Aim of the task
Quote the records that follow in full and exactly; leave out the pictures.

★ ★ ★

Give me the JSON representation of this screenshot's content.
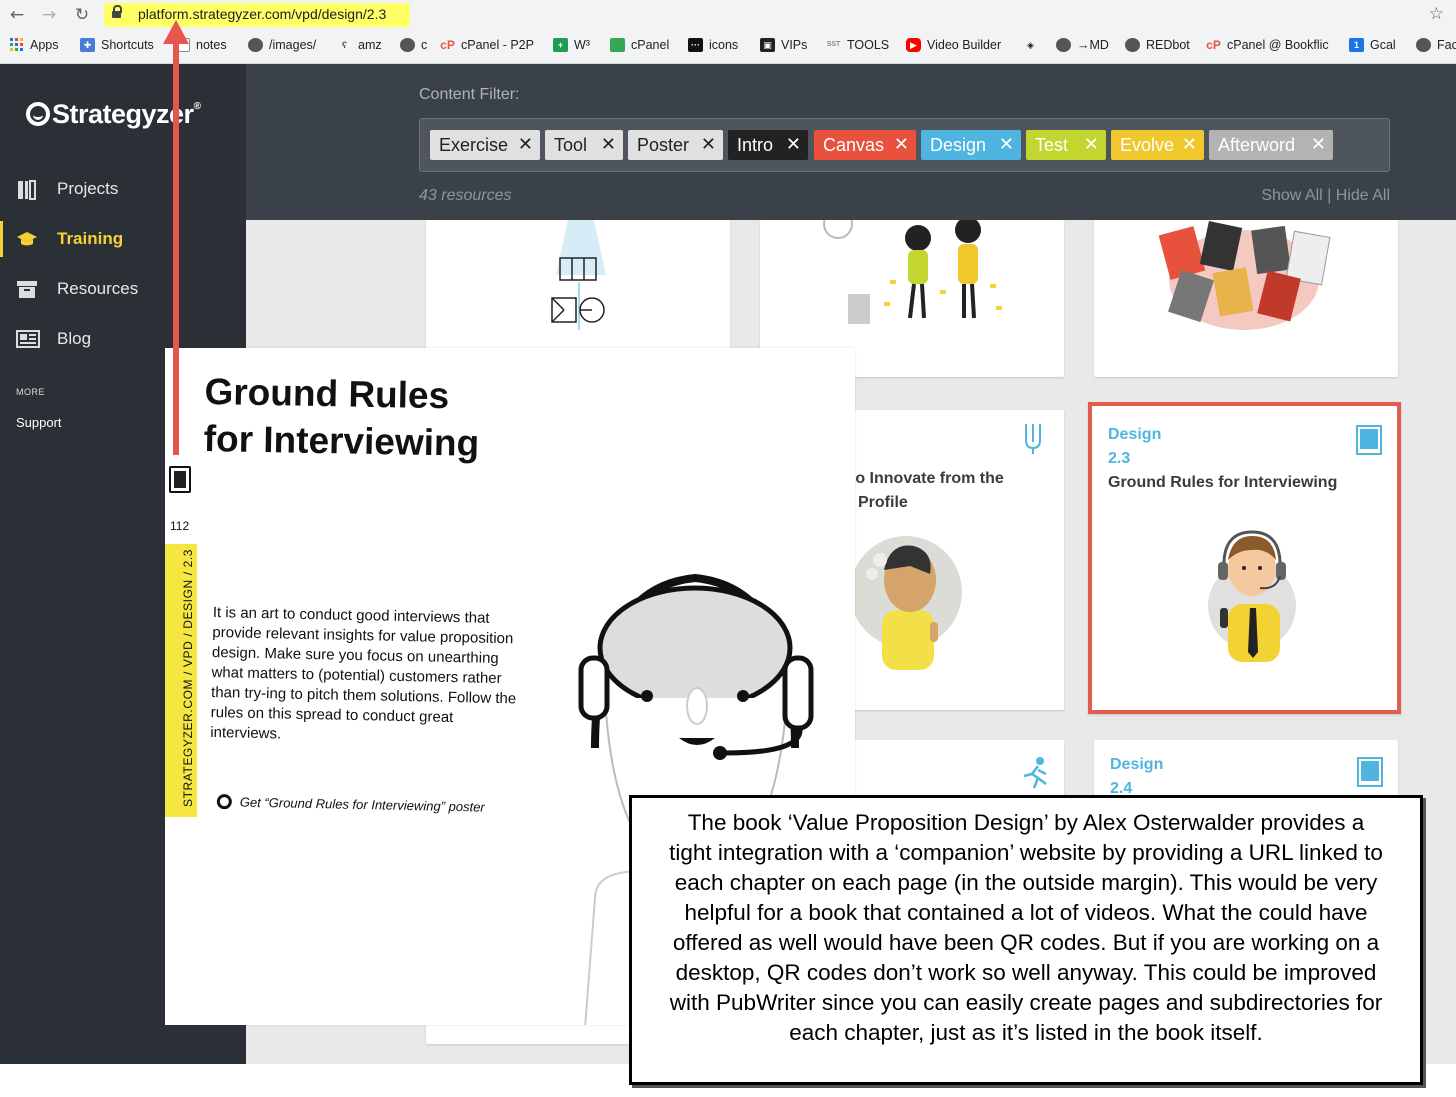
{
  "browser": {
    "url": "platform.strategyzer.com/vpd/design/2.3",
    "bookmarks": [
      {
        "label": "Apps",
        "icon": "apps-grid-icon"
      },
      {
        "label": "Shortcuts",
        "icon": "puzzle-icon"
      },
      {
        "label": "notes",
        "icon": "page-icon"
      },
      {
        "label": "/images/",
        "icon": "globe-icon"
      },
      {
        "label": "amz",
        "icon": "amz-icon"
      },
      {
        "label": "c",
        "icon": "globe-icon"
      },
      {
        "label": "cPanel - P2P",
        "icon": "cpanel-icon"
      },
      {
        "label": "W³",
        "icon": "sheets-icon"
      },
      {
        "label": "cPanel",
        "icon": "sheets-icon"
      },
      {
        "label": "icons",
        "icon": "icons-icon"
      },
      {
        "label": "VIPs",
        "icon": "vips-icon"
      },
      {
        "label": "TOOLS",
        "icon": "sst-icon"
      },
      {
        "label": "Video Builder",
        "icon": "youtube-icon"
      },
      {
        "label": "→MD",
        "icon": "globe-icon"
      },
      {
        "label": "REDbot",
        "icon": "globe-icon"
      },
      {
        "label": "cPanel @ Bookflic",
        "icon": "cpanel-icon"
      },
      {
        "label": "Gcal",
        "icon": "calendar-icon"
      },
      {
        "label": "Fac",
        "icon": "globe-icon"
      }
    ]
  },
  "sidebar": {
    "logo": "Strategyzer",
    "logo_mark": "®",
    "items": [
      {
        "label": "Projects",
        "icon": "projects-icon",
        "active": false
      },
      {
        "label": "Training",
        "icon": "graduation-cap-icon",
        "active": true
      },
      {
        "label": "Resources",
        "icon": "archive-box-icon",
        "active": false
      },
      {
        "label": "Blog",
        "icon": "newspaper-icon",
        "active": false
      }
    ],
    "more_label": "MORE",
    "support_label": "Support"
  },
  "filter": {
    "label": "Content Filter:",
    "tags": [
      {
        "label": "Exercise",
        "bg": "#e0e0e0",
        "fg": "#222222"
      },
      {
        "label": "Tool",
        "bg": "#e0e0e0",
        "fg": "#222222"
      },
      {
        "label": "Poster",
        "bg": "#e0e0e0",
        "fg": "#222222"
      },
      {
        "label": "Intro",
        "bg": "#222222",
        "fg": "#ffffff"
      },
      {
        "label": "Canvas",
        "bg": "#e8513c",
        "fg": "#ffffff"
      },
      {
        "label": "Design",
        "bg": "#4fb5e0",
        "fg": "#ffffff"
      },
      {
        "label": "Test",
        "bg": "#c3d630",
        "fg": "#ffffff"
      },
      {
        "label": "Evolve",
        "bg": "#f0c82e",
        "fg": "#ffffff"
      },
      {
        "label": "Afterword",
        "bg": "#b3b3b3",
        "fg": "#ffffff"
      }
    ],
    "count": "43 resources",
    "show_hide": "Show All | Hide All"
  },
  "cards": {
    "partial_title": "to Innovate from the",
    "partial_title_2": "Profile",
    "highlight": {
      "category": "Design",
      "number": "2.3",
      "title": "Ground Rules for Interviewing"
    },
    "lower": {
      "category": "Design",
      "number": "2.4"
    }
  },
  "book": {
    "title_line1": "Ground Rules",
    "title_line2": "for Interviewing",
    "page_number": "112",
    "strip_text": "STRATEGYZER.COM / VPD / DESIGN / 2.3",
    "body": "It is an art to conduct good interviews that provide relevant insights for value proposition design. Make sure you focus on unearthing what matters to (potential) customers rather than try-ing to pitch them solutions. Follow the rules on this spread to conduct great interviews.",
    "poster_line": "Get “Ground Rules for Interviewing” poster"
  },
  "callout": {
    "text": "The book ‘Value Proposition Design’ by Alex Osterwalder provides a tight integration with a ‘companion’ website by providing a URL linked to each chapter on each page (in the outside margin). This would be very helpful for a book that contained a lot of videos. What the could have offered as well would have been QR codes. But if you are working on a desktop, QR codes don’t work so well anyway. This could be improved with PubWriter since you can easily create pages and subdirectories for each chapter, just as it’s listed in the book itself."
  },
  "colors": {
    "accent_yellow": "#f5d234",
    "design_blue": "#4fb5e0",
    "highlight_red": "#e25b4f",
    "arrow_red": "#e8554e",
    "sidebar_bg": "#2b3036"
  }
}
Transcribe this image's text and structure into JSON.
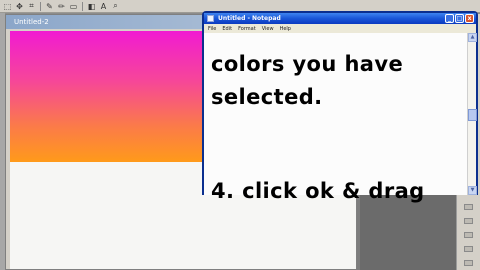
{
  "editor": {
    "document_title": "Untitled-2"
  },
  "toolbar": {
    "icons": [
      "select-icon",
      "move-icon",
      "crop-icon",
      "brush-icon",
      "pencil-icon",
      "eraser-icon",
      "fill-icon",
      "text-icon",
      "zoom-icon"
    ]
  },
  "notepad": {
    "title": "Untitled - Notepad",
    "menu": [
      "File",
      "Edit",
      "Format",
      "View",
      "Help"
    ],
    "lines": [
      "colors you have",
      "selected.",
      "",
      "4. click ok & drag"
    ],
    "controls": {
      "minimize": "_",
      "maximize": "□",
      "close": "x"
    }
  },
  "colors": {
    "gradient_top": "#f11bd2",
    "gradient_bottom": "#ff9a1a",
    "titlebar_blue": "#1a56d8"
  }
}
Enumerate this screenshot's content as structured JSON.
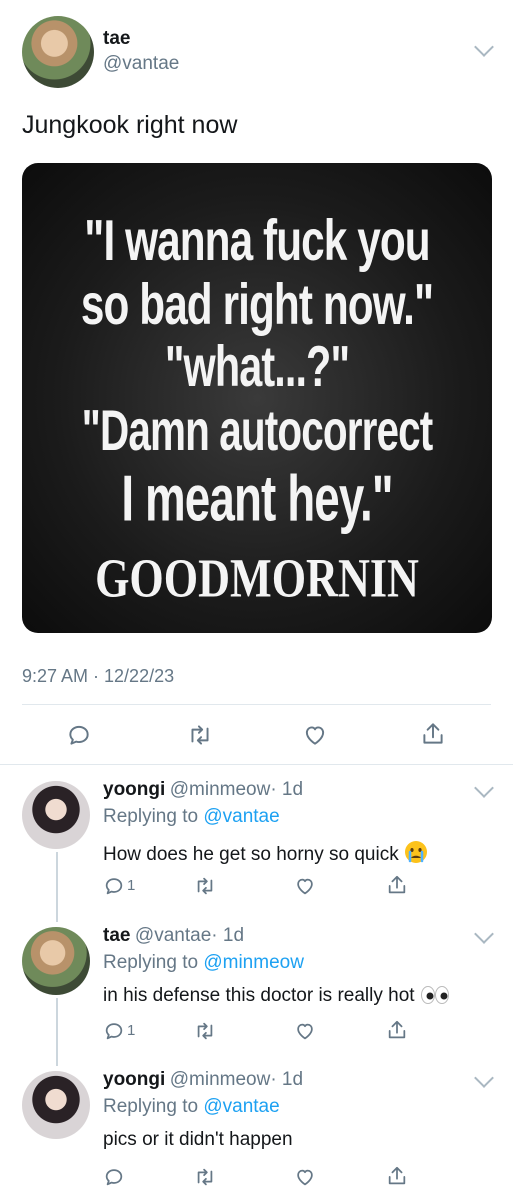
{
  "main_tweet": {
    "name": "tae",
    "handle": "@vantae",
    "text": "Jungkook right now",
    "timestamp": "9:27 AM · 12/22/23",
    "image_text": {
      "line1": "\"I wanna fuck you",
      "line2": "so bad right now.\"",
      "line3": "\"what...?\"",
      "line4": "\"Damn autocorrect",
      "line5": "I meant hey.\"",
      "line6": "GOODMORNIN"
    }
  },
  "replies": [
    {
      "name": "yoongi",
      "handle": "@minmeow",
      "time": "· 1d",
      "replying_label": "Replying to",
      "replying_to": "@vantae",
      "text": "How does he get so horny so quick",
      "emoji": "crying-face",
      "reply_count": "1"
    },
    {
      "name": "tae",
      "handle": "@vantae",
      "time": "· 1d",
      "replying_label": "Replying to",
      "replying_to": "@minmeow",
      "text": "in his defense this doctor is really hot",
      "emoji": "eyes",
      "reply_count": "1"
    },
    {
      "name": "yoongi",
      "handle": "@minmeow",
      "time": "· 1d",
      "replying_label": "Replying to",
      "replying_to": "@vantae",
      "text": "pics or it didn't happen",
      "emoji": "",
      "reply_count": ""
    }
  ],
  "colors": {
    "link": "#1da1f2",
    "secondary_text": "#657786",
    "divider": "#e1e8ed"
  },
  "icons": [
    "reply-icon",
    "retweet-icon",
    "like-icon",
    "share-icon",
    "chevron-down-icon"
  ]
}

★ ★ ★

Task answer
Give me the JSON representation of this screenshot's content.
{
  "browser": {
    "url": "platform.strategyzer.com/vpd/design/2.3",
    "bookmarks": [
      {
        "label": "Apps",
        "icon": "apps-grid-icon"
      },
      {
        "label": "Shortcuts",
        "icon": "puzzle-icon"
      },
      {
        "label": "notes",
        "icon": "page-icon"
      },
      {
        "label": "/images/",
        "icon": "globe-icon"
      },
      {
        "label": "amz",
        "icon": "amz-icon"
      },
      {
        "label": "c",
        "icon": "globe-icon"
      },
      {
        "label": "cPanel - P2P",
        "icon": "cpanel-icon"
      },
      {
        "label": "W³",
        "icon": "sheets-icon"
      },
      {
        "label": "cPanel",
        "icon": "sheets-icon"
      },
      {
        "label": "icons",
        "icon": "icons-icon"
      },
      {
        "label": "VIPs",
        "icon": "vips-icon"
      },
      {
        "label": "TOOLS",
        "icon": "sst-icon"
      },
      {
        "label": "Video Builder",
        "icon": "youtube-icon"
      },
      {
        "label": "→MD",
        "icon": "globe-icon"
      },
      {
        "label": "REDbot",
        "icon": "globe-icon"
      },
      {
        "label": "cPanel @ Bookflic",
        "icon": "cpanel-icon"
      },
      {
        "label": "Gcal",
        "icon": "calendar-icon"
      },
      {
        "label": "Fac",
        "icon": "globe-icon"
      }
    ]
  },
  "sidebar": {
    "logo": "Strategyzer",
    "logo_mark": "®",
    "items": [
      {
        "label": "Projects",
        "icon": "projects-icon",
        "active": false
      },
      {
        "label": "Training",
        "icon": "graduation-cap-icon",
        "active": true
      },
      {
        "label": "Resources",
        "icon": "archive-box-icon",
        "active": false
      },
      {
        "label": "Blog",
        "icon": "newspaper-icon",
        "active": false
      }
    ],
    "more_label": "MORE",
    "support_label": "Support"
  },
  "filter": {
    "label": "Content Filter:",
    "tags": [
      {
        "label": "Exercise",
        "bg": "#e0e0e0",
        "fg": "#222222"
      },
      {
        "label": "Tool",
        "bg": "#e0e0e0",
        "fg": "#222222"
      },
      {
        "label": "Poster",
        "bg": "#e0e0e0",
        "fg": "#222222"
      },
      {
        "label": "Intro",
        "bg": "#222222",
        "fg": "#ffffff"
      },
      {
        "label": "Canvas",
        "bg": "#e8513c",
        "fg": "#ffffff"
      },
      {
        "label": "Design",
        "bg": "#4fb5e0",
        "fg": "#ffffff"
      },
      {
        "label": "Test",
        "bg": "#c3d630",
        "fg": "#ffffff"
      },
      {
        "label": "Evolve",
        "bg": "#f0c82e",
        "fg": "#ffffff"
      },
      {
        "label": "Afterword",
        "bg": "#b3b3b3",
        "fg": "#ffffff"
      }
    ],
    "count": "43 resources",
    "show_hide": "Show All | Hide All"
  },
  "cards": {
    "partial_title": "to Innovate from the",
    "partial_title_2": "Profile",
    "highlight": {
      "category": "Design",
      "number": "2.3",
      "title": "Ground Rules for Interviewing"
    },
    "lower": {
      "category": "Design",
      "number": "2.4"
    }
  },
  "book": {
    "title_line1": "Ground Rules",
    "title_line2": "for Interviewing",
    "page_number": "112",
    "strip_text": "STRATEGYZER.COM / VPD / DESIGN / 2.3",
    "body": "It is an art to conduct good interviews that provide relevant insights for value proposition design. Make sure you focus on unearthing what matters to (potential) customers rather than try-ing to pitch them solutions. Follow the rules on this spread to conduct great interviews.",
    "poster_line": "Get “Ground Rules for Interviewing” poster"
  },
  "callout": {
    "text": "The book ‘Value Proposition Design’ by Alex Osterwalder provides a tight integration with a ‘companion’ website by providing a URL linked to each chapter on each page (in the outside margin). This would be very helpful for a book that contained a lot of videos. What the could have offered as well would have been QR codes. But if you are working on a desktop, QR codes don’t work so well anyway. This could be improved with PubWriter since you can easily create pages and subdirectories for each chapter, just as it’s listed in the book itself."
  },
  "colors": {
    "accent_yellow": "#f5d234",
    "design_blue": "#4fb5e0",
    "highlight_red": "#e25b4f",
    "arrow_red": "#e8554e",
    "sidebar_bg": "#2b3036"
  }
}
Transcribe this image's text and structure into JSON.
{
  "editor": {
    "document_title": "Untitled-2"
  },
  "toolbar": {
    "icons": [
      "select-icon",
      "move-icon",
      "crop-icon",
      "brush-icon",
      "pencil-icon",
      "eraser-icon",
      "fill-icon",
      "text-icon",
      "zoom-icon"
    ]
  },
  "notepad": {
    "title": "Untitled - Notepad",
    "menu": [
      "File",
      "Edit",
      "Format",
      "View",
      "Help"
    ],
    "lines": [
      "colors you have",
      "selected.",
      "",
      "4. click ok & drag"
    ],
    "controls": {
      "minimize": "_",
      "maximize": "□",
      "close": "x"
    }
  },
  "colors": {
    "gradient_top": "#f11bd2",
    "gradient_bottom": "#ff9a1a",
    "titlebar_blue": "#1a56d8"
  }
}
Enumerate this screenshot's content as structured JSON.
{
  "main_tweet": {
    "name": "tae",
    "handle": "@vantae",
    "text": "Jungkook right now",
    "timestamp": "9:27 AM · 12/22/23",
    "image_text": {
      "line1": "\"I wanna fuck you",
      "line2": "so bad right now.\"",
      "line3": "\"what...?\"",
      "line4": "\"Damn autocorrect",
      "line5": "I meant hey.\"",
      "line6": "GOODMORNIN"
    }
  },
  "replies": [
    {
      "name": "yoongi",
      "handle": "@minmeow",
      "time": "· 1d",
      "replying_label": "Replying to",
      "replying_to": "@vantae",
      "text": "How does he get so horny so quick",
      "emoji": "crying-face",
      "reply_count": "1"
    },
    {
      "name": "tae",
      "handle": "@vantae",
      "time": "· 1d",
      "replying_label": "Replying to",
      "replying_to": "@minmeow",
      "text": "in his defense this doctor is really hot",
      "emoji": "eyes",
      "reply_count": "1"
    },
    {
      "name": "yoongi",
      "handle": "@minmeow",
      "time": "· 1d",
      "replying_label": "Replying to",
      "replying_to": "@vantae",
      "text": "pics or it didn't happen",
      "emoji": "",
      "reply_count": ""
    }
  ],
  "colors": {
    "link": "#1da1f2",
    "secondary_text": "#657786",
    "divider": "#e1e8ed"
  },
  "icons": [
    "reply-icon",
    "retweet-icon",
    "like-icon",
    "share-icon",
    "chevron-down-icon"
  ]
}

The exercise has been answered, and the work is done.